### EXTRACTED RECORDS ###

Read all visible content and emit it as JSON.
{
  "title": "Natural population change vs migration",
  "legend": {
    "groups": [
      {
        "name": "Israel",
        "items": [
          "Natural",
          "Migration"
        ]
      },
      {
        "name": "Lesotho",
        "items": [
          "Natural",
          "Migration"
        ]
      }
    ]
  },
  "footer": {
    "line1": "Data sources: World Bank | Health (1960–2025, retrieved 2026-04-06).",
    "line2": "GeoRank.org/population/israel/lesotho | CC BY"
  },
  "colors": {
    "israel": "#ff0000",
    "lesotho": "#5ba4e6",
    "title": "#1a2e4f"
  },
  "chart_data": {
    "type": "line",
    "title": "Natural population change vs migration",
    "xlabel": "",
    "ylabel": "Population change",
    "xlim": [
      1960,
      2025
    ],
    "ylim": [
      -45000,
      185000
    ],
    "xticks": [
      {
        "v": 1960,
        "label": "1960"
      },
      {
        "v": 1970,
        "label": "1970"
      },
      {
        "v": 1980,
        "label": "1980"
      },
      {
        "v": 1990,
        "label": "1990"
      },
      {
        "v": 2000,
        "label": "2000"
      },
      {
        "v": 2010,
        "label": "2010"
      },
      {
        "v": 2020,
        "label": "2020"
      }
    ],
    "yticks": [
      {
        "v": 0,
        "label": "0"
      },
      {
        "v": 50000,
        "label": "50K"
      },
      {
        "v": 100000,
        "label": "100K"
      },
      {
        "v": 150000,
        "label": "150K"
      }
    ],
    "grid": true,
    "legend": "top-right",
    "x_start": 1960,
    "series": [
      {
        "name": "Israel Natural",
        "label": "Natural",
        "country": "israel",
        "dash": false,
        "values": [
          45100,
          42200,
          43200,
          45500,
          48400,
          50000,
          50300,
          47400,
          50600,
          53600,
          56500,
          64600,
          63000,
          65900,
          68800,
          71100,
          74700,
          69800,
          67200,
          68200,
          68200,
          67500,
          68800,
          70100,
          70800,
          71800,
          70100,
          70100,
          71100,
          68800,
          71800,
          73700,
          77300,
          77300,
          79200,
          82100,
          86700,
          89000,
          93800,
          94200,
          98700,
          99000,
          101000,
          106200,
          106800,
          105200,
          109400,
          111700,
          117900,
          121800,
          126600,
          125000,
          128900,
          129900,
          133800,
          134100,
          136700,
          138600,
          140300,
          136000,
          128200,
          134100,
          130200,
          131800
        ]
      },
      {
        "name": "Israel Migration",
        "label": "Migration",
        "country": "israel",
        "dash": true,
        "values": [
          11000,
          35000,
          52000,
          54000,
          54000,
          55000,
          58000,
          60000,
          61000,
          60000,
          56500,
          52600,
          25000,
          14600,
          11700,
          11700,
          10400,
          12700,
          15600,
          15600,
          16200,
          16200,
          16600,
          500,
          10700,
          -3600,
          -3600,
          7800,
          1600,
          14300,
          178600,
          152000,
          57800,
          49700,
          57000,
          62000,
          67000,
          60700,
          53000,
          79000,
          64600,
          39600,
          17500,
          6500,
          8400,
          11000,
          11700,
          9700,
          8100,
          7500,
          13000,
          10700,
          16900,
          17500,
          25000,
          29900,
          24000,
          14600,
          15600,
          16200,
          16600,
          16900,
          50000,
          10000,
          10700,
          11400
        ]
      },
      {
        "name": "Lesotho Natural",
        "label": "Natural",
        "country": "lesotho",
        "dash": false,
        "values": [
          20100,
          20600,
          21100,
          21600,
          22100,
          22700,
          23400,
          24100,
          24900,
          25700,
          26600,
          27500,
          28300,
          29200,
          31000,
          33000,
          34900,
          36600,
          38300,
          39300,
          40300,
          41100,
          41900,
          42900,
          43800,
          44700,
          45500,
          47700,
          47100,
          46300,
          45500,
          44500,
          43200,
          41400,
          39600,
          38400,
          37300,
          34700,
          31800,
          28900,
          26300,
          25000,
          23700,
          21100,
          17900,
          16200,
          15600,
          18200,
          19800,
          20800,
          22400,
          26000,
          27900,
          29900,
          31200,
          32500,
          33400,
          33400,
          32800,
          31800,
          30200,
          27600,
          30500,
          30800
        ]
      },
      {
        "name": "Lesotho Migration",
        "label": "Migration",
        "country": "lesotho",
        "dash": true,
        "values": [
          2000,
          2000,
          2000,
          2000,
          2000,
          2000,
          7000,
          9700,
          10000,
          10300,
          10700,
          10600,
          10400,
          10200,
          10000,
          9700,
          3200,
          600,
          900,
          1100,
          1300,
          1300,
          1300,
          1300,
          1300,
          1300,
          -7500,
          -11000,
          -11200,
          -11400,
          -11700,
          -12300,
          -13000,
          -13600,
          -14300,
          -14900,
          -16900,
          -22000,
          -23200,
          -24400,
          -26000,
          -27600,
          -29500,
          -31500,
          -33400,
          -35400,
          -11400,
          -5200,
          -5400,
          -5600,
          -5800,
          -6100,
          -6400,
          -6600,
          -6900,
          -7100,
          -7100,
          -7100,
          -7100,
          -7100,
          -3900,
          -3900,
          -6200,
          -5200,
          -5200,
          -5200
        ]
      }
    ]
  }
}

###

**WHAT IS EXPECTED**
From the data above, show each line that contains "change".

**WRITTEN SOLUTION**
  "title": "Natural population change vs migration",
    "title": "Natural population change vs migration",
    "ylabel": "Population change",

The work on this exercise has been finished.